(Data tied to figure images)
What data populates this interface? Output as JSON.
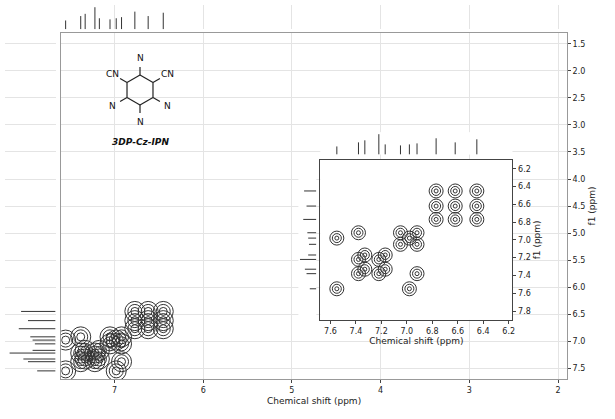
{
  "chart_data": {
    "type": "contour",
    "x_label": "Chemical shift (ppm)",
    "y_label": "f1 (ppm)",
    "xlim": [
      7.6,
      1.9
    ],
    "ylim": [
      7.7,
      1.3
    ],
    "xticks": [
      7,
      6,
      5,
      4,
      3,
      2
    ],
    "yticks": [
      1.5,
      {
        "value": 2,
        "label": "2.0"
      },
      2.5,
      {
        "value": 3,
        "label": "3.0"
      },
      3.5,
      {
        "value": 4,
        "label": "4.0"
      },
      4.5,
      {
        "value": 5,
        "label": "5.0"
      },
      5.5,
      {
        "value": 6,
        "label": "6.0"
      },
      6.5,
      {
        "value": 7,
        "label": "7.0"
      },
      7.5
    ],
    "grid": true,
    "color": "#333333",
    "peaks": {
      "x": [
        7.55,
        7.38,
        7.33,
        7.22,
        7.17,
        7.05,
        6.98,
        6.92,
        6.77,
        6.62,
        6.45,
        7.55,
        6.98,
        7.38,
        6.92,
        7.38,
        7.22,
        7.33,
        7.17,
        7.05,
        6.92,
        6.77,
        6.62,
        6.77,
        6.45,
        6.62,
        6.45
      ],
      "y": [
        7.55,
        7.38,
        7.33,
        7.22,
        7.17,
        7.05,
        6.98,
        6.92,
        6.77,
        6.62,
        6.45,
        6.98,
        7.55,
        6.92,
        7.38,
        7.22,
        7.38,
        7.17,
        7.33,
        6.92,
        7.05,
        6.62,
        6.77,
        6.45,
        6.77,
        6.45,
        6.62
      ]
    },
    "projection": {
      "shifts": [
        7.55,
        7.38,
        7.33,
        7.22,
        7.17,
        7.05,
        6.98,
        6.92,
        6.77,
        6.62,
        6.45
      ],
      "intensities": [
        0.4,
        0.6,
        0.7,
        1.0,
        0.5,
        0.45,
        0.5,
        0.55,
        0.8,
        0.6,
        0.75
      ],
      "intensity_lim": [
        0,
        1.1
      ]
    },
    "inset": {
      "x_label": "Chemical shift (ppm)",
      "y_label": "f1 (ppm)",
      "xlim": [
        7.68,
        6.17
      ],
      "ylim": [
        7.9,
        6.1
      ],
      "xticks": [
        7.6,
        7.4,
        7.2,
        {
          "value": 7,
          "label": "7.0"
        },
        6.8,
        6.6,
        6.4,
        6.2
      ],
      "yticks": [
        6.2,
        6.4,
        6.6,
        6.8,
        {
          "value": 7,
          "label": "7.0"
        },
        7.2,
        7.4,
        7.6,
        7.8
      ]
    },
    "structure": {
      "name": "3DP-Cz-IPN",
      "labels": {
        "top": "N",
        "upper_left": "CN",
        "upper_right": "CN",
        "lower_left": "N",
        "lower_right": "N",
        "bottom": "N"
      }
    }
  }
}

• Given exercise:
In the records above, how many lines include "value"? Give that number and nothing more.

• Task response:
8